[Collected data entries]
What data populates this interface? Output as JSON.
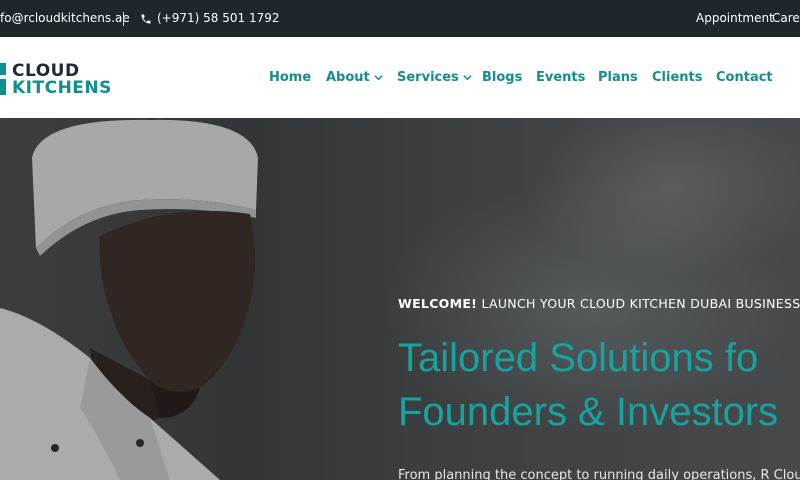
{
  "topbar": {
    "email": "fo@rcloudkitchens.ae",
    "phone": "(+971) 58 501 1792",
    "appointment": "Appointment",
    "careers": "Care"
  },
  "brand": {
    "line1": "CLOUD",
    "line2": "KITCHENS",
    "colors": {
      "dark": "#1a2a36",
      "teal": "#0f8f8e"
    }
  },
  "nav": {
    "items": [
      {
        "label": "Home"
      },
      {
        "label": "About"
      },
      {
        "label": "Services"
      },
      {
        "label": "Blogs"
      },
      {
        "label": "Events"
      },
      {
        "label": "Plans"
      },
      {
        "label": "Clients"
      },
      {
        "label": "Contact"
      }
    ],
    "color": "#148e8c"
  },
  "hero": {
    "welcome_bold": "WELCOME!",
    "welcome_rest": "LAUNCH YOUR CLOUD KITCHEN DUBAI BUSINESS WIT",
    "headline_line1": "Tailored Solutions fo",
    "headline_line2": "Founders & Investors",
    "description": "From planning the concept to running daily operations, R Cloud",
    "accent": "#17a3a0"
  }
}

> Task requirements: Repeat the records above verbatim, with no pictures in the result.

> Result of the exercise:
What data populates this interface? Output as JSON.
{
  "topbar": {
    "email": "fo@rcloudkitchens.ae",
    "phone": "(+971) 58 501 1792",
    "appointment": "Appointment",
    "careers": "Care"
  },
  "brand": {
    "line1": "CLOUD",
    "line2": "KITCHENS",
    "colors": {
      "dark": "#1a2a36",
      "teal": "#0f8f8e"
    }
  },
  "nav": {
    "items": [
      {
        "label": "Home"
      },
      {
        "label": "About"
      },
      {
        "label": "Services"
      },
      {
        "label": "Blogs"
      },
      {
        "label": "Events"
      },
      {
        "label": "Plans"
      },
      {
        "label": "Clients"
      },
      {
        "label": "Contact"
      }
    ],
    "color": "#148e8c"
  },
  "hero": {
    "welcome_bold": "WELCOME!",
    "welcome_rest": "LAUNCH YOUR CLOUD KITCHEN DUBAI BUSINESS WIT",
    "headline_line1": "Tailored Solutions fo",
    "headline_line2": "Founders & Investors",
    "description": "From planning the concept to running daily operations, R Cloud",
    "accent": "#17a3a0"
  }
}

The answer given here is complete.